● WHAT THIS TASK INVOLVES
Copy out each line of the data holding "яток".
** begin **
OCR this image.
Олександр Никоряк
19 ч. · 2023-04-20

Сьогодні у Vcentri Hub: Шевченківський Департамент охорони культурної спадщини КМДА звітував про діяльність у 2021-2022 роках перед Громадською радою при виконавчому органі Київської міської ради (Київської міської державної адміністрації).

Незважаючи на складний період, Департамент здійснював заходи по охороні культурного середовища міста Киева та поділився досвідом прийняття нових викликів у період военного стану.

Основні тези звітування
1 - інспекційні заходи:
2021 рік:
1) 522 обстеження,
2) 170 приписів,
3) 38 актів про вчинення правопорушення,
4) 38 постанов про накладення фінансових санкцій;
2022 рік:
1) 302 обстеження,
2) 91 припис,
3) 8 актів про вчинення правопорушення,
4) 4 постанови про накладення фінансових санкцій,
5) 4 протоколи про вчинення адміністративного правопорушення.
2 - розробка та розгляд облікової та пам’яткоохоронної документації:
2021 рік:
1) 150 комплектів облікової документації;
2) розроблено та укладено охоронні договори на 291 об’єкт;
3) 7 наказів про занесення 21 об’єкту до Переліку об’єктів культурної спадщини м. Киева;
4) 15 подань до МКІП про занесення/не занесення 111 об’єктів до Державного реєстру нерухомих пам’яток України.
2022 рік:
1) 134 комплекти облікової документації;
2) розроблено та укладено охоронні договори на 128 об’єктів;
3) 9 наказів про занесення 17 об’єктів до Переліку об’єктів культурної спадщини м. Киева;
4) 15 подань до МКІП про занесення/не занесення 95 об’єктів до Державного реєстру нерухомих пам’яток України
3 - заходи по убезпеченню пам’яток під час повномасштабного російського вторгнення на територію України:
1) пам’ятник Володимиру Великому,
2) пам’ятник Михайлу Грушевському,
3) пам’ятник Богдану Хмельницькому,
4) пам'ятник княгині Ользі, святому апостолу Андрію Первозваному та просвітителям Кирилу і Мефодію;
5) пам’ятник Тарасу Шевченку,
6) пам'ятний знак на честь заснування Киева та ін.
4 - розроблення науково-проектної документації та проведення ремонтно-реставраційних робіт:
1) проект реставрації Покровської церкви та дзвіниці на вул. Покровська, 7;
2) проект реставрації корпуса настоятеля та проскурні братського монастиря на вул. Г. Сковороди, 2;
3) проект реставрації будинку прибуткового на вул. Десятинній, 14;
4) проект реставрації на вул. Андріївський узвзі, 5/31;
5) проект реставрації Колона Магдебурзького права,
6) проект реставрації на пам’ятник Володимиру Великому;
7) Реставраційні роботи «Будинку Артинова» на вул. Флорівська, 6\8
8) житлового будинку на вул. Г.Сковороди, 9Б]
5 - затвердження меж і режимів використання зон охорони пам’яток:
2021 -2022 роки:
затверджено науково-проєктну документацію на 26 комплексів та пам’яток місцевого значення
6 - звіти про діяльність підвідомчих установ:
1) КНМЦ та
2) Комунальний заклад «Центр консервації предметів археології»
** end **
● SOLUTION FOR THIS TASK
4) 15 подань до МКІП про занесення/не занесення 111 об’єктів до Державного реєстру нерухомих пам’яток України.
4) 15 подань до МКІП про занесення/не занесення 95 об’єктів до Державного реєстру нерухомих пам’яток України
3 - заходи по убезпеченню пам’яток під час повномасштабного російського вторгнення на територію України:
5 - затвердження меж і режимів використання зон охорони пам’яток:
затверджено науково-проєктну документацію на 26 комплексів та пам’яток місцевого значення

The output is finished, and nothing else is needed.